• [Materials provided]:

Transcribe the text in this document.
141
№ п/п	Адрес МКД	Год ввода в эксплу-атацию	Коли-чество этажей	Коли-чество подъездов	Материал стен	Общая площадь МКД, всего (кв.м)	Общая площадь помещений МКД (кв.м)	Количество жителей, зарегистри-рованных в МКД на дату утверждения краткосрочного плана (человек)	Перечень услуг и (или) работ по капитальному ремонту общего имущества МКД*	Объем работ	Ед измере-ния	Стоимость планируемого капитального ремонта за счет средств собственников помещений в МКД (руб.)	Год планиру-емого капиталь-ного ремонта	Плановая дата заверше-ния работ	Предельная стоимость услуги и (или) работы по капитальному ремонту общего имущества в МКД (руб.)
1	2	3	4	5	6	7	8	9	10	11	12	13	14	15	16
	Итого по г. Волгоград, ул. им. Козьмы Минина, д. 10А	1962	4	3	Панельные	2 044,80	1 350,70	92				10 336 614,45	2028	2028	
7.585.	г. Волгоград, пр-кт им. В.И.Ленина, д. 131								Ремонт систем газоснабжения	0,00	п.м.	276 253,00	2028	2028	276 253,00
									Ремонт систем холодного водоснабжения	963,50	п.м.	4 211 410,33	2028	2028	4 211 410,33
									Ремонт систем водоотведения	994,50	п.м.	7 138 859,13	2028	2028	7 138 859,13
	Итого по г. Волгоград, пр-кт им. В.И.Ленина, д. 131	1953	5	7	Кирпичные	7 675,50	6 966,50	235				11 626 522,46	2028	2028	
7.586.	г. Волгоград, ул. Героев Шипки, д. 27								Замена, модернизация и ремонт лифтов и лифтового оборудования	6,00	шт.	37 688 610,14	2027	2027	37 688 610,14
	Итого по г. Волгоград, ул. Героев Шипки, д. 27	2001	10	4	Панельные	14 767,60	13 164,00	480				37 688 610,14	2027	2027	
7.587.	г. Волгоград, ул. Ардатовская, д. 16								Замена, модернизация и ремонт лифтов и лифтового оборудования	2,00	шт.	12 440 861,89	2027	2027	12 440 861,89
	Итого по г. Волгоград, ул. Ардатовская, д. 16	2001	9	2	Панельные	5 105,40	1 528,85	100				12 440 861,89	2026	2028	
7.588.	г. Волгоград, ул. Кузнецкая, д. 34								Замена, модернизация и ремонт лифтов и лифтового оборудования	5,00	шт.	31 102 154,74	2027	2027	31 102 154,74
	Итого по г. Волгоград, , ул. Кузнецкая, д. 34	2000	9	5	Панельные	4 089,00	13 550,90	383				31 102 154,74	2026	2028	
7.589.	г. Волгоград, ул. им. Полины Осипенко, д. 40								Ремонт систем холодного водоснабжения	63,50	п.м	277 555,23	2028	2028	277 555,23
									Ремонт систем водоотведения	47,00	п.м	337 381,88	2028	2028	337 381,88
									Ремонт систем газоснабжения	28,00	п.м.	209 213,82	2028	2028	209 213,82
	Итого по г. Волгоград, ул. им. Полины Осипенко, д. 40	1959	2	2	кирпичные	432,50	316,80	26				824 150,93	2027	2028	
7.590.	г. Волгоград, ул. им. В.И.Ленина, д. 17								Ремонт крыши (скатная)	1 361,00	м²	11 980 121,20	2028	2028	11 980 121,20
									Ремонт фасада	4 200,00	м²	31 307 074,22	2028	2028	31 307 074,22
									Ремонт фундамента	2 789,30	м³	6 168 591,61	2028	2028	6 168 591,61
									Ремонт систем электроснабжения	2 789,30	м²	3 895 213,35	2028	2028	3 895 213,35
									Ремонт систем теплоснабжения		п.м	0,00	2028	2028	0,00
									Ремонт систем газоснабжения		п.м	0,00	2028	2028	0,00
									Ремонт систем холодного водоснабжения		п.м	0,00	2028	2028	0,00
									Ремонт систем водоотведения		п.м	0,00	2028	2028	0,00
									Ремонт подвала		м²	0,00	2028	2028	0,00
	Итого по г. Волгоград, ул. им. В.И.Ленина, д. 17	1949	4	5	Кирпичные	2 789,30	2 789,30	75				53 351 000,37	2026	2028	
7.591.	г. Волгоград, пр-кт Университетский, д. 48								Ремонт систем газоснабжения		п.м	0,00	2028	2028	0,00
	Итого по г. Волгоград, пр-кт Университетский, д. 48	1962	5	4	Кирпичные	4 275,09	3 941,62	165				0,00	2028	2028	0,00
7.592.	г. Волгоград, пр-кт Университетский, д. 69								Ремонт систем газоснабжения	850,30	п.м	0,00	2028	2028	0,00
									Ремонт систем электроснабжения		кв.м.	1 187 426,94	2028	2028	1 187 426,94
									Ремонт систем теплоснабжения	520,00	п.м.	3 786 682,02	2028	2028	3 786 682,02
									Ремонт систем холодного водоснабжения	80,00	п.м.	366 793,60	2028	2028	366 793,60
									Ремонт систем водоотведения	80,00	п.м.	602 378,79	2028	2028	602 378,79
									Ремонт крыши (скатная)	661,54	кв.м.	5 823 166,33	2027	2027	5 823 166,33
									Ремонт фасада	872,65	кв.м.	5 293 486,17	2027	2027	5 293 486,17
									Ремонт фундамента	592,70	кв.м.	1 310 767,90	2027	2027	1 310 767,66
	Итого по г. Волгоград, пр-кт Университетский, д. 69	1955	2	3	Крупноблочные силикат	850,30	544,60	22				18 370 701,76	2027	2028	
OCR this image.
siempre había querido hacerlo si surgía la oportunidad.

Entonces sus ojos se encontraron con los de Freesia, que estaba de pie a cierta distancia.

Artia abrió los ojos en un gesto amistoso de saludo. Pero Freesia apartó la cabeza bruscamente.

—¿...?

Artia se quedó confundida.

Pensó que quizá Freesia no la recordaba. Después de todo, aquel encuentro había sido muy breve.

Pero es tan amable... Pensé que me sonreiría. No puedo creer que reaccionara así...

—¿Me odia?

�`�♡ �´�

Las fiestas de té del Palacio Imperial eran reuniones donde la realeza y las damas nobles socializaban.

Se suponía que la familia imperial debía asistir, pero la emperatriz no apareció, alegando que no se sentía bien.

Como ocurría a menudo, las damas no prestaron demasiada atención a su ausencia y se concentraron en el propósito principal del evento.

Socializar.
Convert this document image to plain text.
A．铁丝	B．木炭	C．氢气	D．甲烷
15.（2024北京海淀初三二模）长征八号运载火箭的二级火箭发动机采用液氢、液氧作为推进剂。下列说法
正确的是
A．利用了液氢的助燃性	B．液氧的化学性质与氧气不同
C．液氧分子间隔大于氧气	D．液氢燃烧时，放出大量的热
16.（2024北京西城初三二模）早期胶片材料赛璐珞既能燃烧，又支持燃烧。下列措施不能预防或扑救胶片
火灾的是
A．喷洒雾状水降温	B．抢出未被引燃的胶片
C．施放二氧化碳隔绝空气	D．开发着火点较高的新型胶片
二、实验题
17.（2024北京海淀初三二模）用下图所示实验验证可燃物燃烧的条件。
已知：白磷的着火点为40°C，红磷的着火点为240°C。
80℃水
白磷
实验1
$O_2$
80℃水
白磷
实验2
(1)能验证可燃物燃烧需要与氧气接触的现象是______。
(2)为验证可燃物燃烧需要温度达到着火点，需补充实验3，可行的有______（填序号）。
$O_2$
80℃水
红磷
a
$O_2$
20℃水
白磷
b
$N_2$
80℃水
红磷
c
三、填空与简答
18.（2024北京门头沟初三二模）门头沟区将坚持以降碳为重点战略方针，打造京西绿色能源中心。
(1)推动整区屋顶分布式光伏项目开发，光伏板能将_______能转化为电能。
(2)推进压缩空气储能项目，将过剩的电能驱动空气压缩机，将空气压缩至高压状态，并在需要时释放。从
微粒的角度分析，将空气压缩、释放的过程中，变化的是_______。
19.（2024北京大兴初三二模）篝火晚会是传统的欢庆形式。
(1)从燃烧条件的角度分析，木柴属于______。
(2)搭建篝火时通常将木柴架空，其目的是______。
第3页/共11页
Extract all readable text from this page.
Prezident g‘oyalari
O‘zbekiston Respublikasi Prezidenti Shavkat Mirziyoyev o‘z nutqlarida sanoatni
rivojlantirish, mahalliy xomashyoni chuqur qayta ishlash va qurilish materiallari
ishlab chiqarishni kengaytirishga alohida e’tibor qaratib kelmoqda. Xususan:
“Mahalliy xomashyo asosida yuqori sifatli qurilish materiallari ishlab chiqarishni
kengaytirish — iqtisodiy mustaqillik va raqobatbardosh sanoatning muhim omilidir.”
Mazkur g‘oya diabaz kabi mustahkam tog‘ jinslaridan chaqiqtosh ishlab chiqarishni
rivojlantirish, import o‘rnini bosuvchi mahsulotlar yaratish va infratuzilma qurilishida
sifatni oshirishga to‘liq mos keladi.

• [Written task]: Find the word "Панельные" in the entries, and copy every line it shows up in.

• [Written response]:
	Итого по г. Волгоград, ул. им. Козьмы Минина, д. 10А	1962	4	3	Панельные	2 044,80	1 350,70	92				10 336 614,45	2028	2028	
	Итого по г. Волгоград, ул. Героев Шипки, д. 27	2001	10	4	Панельные	14 767,60	13 164,00	480				37 688 610,14	2027	2027	
	Итого по г. Волгоград, ул. Ардатовская, д. 16	2001	9	2	Панельные	5 105,40	1 528,85	100				12 440 861,89	2026	2028	
	Итого по г. Волгоград, , ул. Кузнецкая, д. 34	2000	9	5	Панельные	4 089,00	13 550,90	383				31 102 154,74	2026	2028	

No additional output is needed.